Excerpted data:
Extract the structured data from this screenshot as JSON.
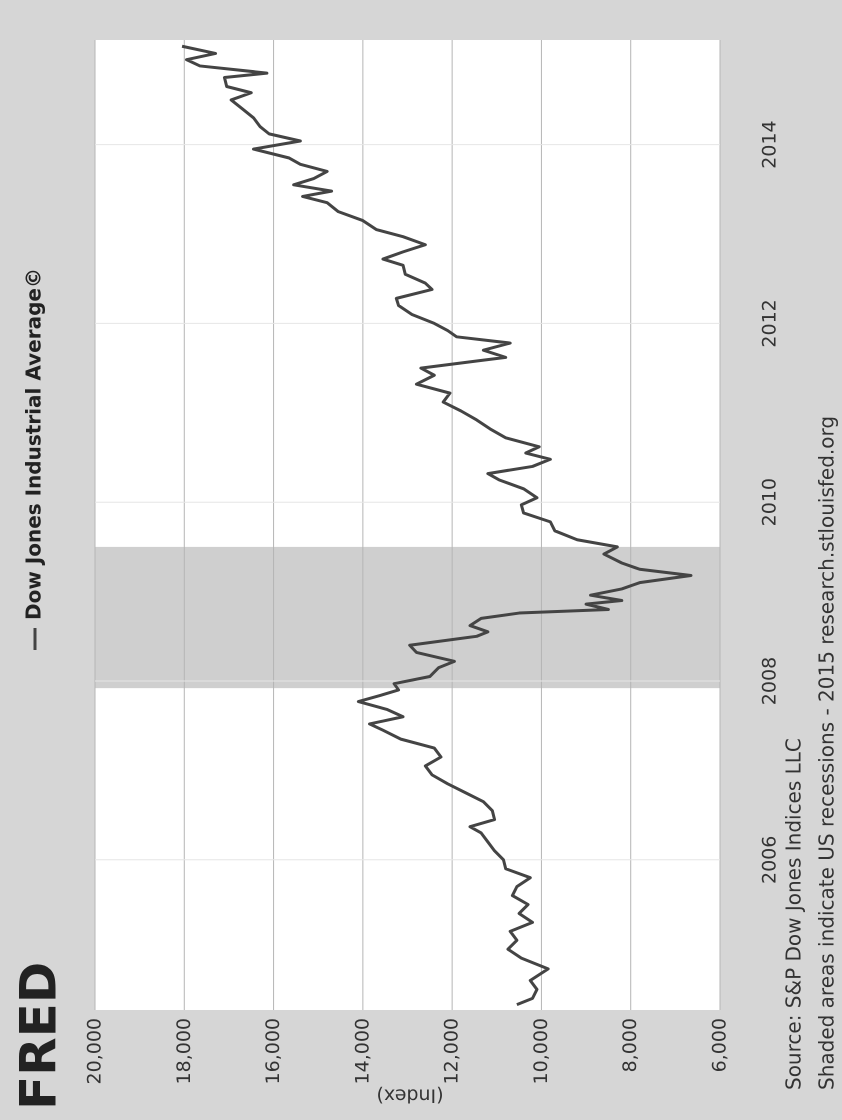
{
  "chart_data": {
    "type": "line",
    "logo": "FRED",
    "y_label": "(Index)",
    "source": "Source: S&P Dow Jones Indices LLC",
    "note": "Shaded areas indicate US recessions - 2015 research.stlouisfed.org",
    "x": [
      2004.38,
      2004.45,
      2004.55,
      2004.65,
      2004.78,
      2004.9,
      2005.0,
      2005.1,
      2005.2,
      2005.3,
      2005.4,
      2005.5,
      2005.6,
      2005.7,
      2005.8,
      2005.9,
      2006.0,
      2006.1,
      2006.2,
      2006.3,
      2006.37,
      2006.45,
      2006.55,
      2006.65,
      2006.75,
      2006.85,
      2006.95,
      2007.05,
      2007.15,
      2007.25,
      2007.35,
      2007.45,
      2007.52,
      2007.6,
      2007.68,
      2007.77,
      2007.84,
      2007.9,
      2007.97,
      2008.05,
      2008.15,
      2008.22,
      2008.32,
      2008.4,
      2008.5,
      2008.55,
      2008.62,
      2008.7,
      2008.76,
      2008.8,
      2008.86,
      2008.9,
      2008.96,
      2009.03,
      2009.1,
      2009.18,
      2009.25,
      2009.32,
      2009.42,
      2009.5,
      2009.58,
      2009.68,
      2009.78,
      2009.88,
      2009.97,
      2010.05,
      2010.15,
      2010.25,
      2010.32,
      2010.4,
      2010.48,
      2010.55,
      2010.62,
      2010.72,
      2010.82,
      2010.92,
      2011.02,
      2011.12,
      2011.22,
      2011.32,
      2011.42,
      2011.5,
      2011.58,
      2011.62,
      2011.7,
      2011.78,
      2011.85,
      2011.92,
      2012.0,
      2012.1,
      2012.2,
      2012.28,
      2012.38,
      2012.45,
      2012.55,
      2012.65,
      2012.72,
      2012.8,
      2012.88,
      2012.97,
      2013.05,
      2013.15,
      2013.25,
      2013.35,
      2013.42,
      2013.48,
      2013.55,
      2013.62,
      2013.7,
      2013.78,
      2013.85,
      2013.95,
      2014.04,
      2014.12,
      2014.2,
      2014.3,
      2014.4,
      2014.5,
      2014.58,
      2014.65,
      2014.75,
      2014.8,
      2014.88,
      2014.95,
      2015.02,
      2015.1
    ],
    "series": [
      {
        "name": "Dow Jones Industrial Average©",
        "color": "#444444",
        "values": [
          10550,
          10200,
          10100,
          10250,
          9850,
          10450,
          10750,
          10550,
          10700,
          10200,
          10500,
          10300,
          10650,
          10550,
          10250,
          10800,
          10850,
          11050,
          11200,
          11350,
          11600,
          11050,
          11100,
          11300,
          11700,
          12100,
          12450,
          12600,
          12250,
          12400,
          13150,
          13550,
          13850,
          13100,
          13450,
          14100,
          13600,
          13200,
          13300,
          12500,
          12300,
          11950,
          12800,
          12950,
          11450,
          11200,
          11600,
          11350,
          10500,
          8500,
          9000,
          8200,
          8900,
          8200,
          7800,
          6650,
          7800,
          8200,
          8600,
          8300,
          9200,
          9700,
          9800,
          10400,
          10450,
          10100,
          10400,
          10950,
          11200,
          10200,
          9800,
          10350,
          10050,
          10800,
          11150,
          11450,
          11800,
          12200,
          12050,
          12800,
          12400,
          12700,
          11450,
          10800,
          11300,
          10700,
          11900,
          12100,
          12400,
          12900,
          13200,
          13250,
          12450,
          12600,
          13050,
          13100,
          13550,
          13100,
          12600,
          13100,
          13700,
          14000,
          14550,
          14800,
          15350,
          14700,
          15550,
          15100,
          14800,
          15400,
          15650,
          16450,
          15400,
          16100,
          16300,
          16450,
          16700,
          16950,
          16500,
          17050,
          17100,
          16150,
          17650,
          17950,
          17300,
          18050
        ]
      }
    ],
    "recessions": [
      {
        "start": 2007.92,
        "end": 2009.5
      }
    ],
    "xlim": [
      2004.32,
      2015.17
    ],
    "xticks": [
      2006,
      2008,
      2010,
      2012,
      2014
    ],
    "ylim": [
      6000,
      20000
    ],
    "yticks": [
      {
        "value": 6000,
        "label": "6,000"
      },
      {
        "value": 8000,
        "label": "8,000"
      },
      {
        "value": 10000,
        "label": "10,000"
      },
      {
        "value": 12000,
        "label": "12,000"
      },
      {
        "value": 14000,
        "label": "14,000"
      },
      {
        "value": 16000,
        "label": "16,000"
      },
      {
        "value": 18000,
        "label": "18,000"
      },
      {
        "value": 20000,
        "label": "20,000"
      }
    ],
    "grid": true
  }
}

What you should do:
Set down every record once more, word for word, without pictures.

Result below:
Extract the structured data from this screenshot as JSON.
{
  "chart_data": {
    "type": "line",
    "logo": "FRED",
    "y_label": "(Index)",
    "source": "Source: S&P Dow Jones Indices LLC",
    "note": "Shaded areas indicate US recessions - 2015 research.stlouisfed.org",
    "x": [
      2004.38,
      2004.45,
      2004.55,
      2004.65,
      2004.78,
      2004.9,
      2005.0,
      2005.1,
      2005.2,
      2005.3,
      2005.4,
      2005.5,
      2005.6,
      2005.7,
      2005.8,
      2005.9,
      2006.0,
      2006.1,
      2006.2,
      2006.3,
      2006.37,
      2006.45,
      2006.55,
      2006.65,
      2006.75,
      2006.85,
      2006.95,
      2007.05,
      2007.15,
      2007.25,
      2007.35,
      2007.45,
      2007.52,
      2007.6,
      2007.68,
      2007.77,
      2007.84,
      2007.9,
      2007.97,
      2008.05,
      2008.15,
      2008.22,
      2008.32,
      2008.4,
      2008.5,
      2008.55,
      2008.62,
      2008.7,
      2008.76,
      2008.8,
      2008.86,
      2008.9,
      2008.96,
      2009.03,
      2009.1,
      2009.18,
      2009.25,
      2009.32,
      2009.42,
      2009.5,
      2009.58,
      2009.68,
      2009.78,
      2009.88,
      2009.97,
      2010.05,
      2010.15,
      2010.25,
      2010.32,
      2010.4,
      2010.48,
      2010.55,
      2010.62,
      2010.72,
      2010.82,
      2010.92,
      2011.02,
      2011.12,
      2011.22,
      2011.32,
      2011.42,
      2011.5,
      2011.58,
      2011.62,
      2011.7,
      2011.78,
      2011.85,
      2011.92,
      2012.0,
      2012.1,
      2012.2,
      2012.28,
      2012.38,
      2012.45,
      2012.55,
      2012.65,
      2012.72,
      2012.8,
      2012.88,
      2012.97,
      2013.05,
      2013.15,
      2013.25,
      2013.35,
      2013.42,
      2013.48,
      2013.55,
      2013.62,
      2013.7,
      2013.78,
      2013.85,
      2013.95,
      2014.04,
      2014.12,
      2014.2,
      2014.3,
      2014.4,
      2014.5,
      2014.58,
      2014.65,
      2014.75,
      2014.8,
      2014.88,
      2014.95,
      2015.02,
      2015.1
    ],
    "series": [
      {
        "name": "Dow Jones Industrial Average©",
        "color": "#444444",
        "values": [
          10550,
          10200,
          10100,
          10250,
          9850,
          10450,
          10750,
          10550,
          10700,
          10200,
          10500,
          10300,
          10650,
          10550,
          10250,
          10800,
          10850,
          11050,
          11200,
          11350,
          11600,
          11050,
          11100,
          11300,
          11700,
          12100,
          12450,
          12600,
          12250,
          12400,
          13150,
          13550,
          13850,
          13100,
          13450,
          14100,
          13600,
          13200,
          13300,
          12500,
          12300,
          11950,
          12800,
          12950,
          11450,
          11200,
          11600,
          11350,
          10500,
          8500,
          9000,
          8200,
          8900,
          8200,
          7800,
          6650,
          7800,
          8200,
          8600,
          8300,
          9200,
          9700,
          9800,
          10400,
          10450,
          10100,
          10400,
          10950,
          11200,
          10200,
          9800,
          10350,
          10050,
          10800,
          11150,
          11450,
          11800,
          12200,
          12050,
          12800,
          12400,
          12700,
          11450,
          10800,
          11300,
          10700,
          11900,
          12100,
          12400,
          12900,
          13200,
          13250,
          12450,
          12600,
          13050,
          13100,
          13550,
          13100,
          12600,
          13100,
          13700,
          14000,
          14550,
          14800,
          15350,
          14700,
          15550,
          15100,
          14800,
          15400,
          15650,
          16450,
          15400,
          16100,
          16300,
          16450,
          16700,
          16950,
          16500,
          17050,
          17100,
          16150,
          17650,
          17950,
          17300,
          18050
        ]
      }
    ],
    "recessions": [
      {
        "start": 2007.92,
        "end": 2009.5
      }
    ],
    "xlim": [
      2004.32,
      2015.17
    ],
    "xticks": [
      2006,
      2008,
      2010,
      2012,
      2014
    ],
    "ylim": [
      6000,
      20000
    ],
    "yticks": [
      {
        "value": 6000,
        "label": "6,000"
      },
      {
        "value": 8000,
        "label": "8,000"
      },
      {
        "value": 10000,
        "label": "10,000"
      },
      {
        "value": 12000,
        "label": "12,000"
      },
      {
        "value": 14000,
        "label": "14,000"
      },
      {
        "value": 16000,
        "label": "16,000"
      },
      {
        "value": 18000,
        "label": "18,000"
      },
      {
        "value": 20000,
        "label": "20,000"
      }
    ],
    "grid": true
  }
}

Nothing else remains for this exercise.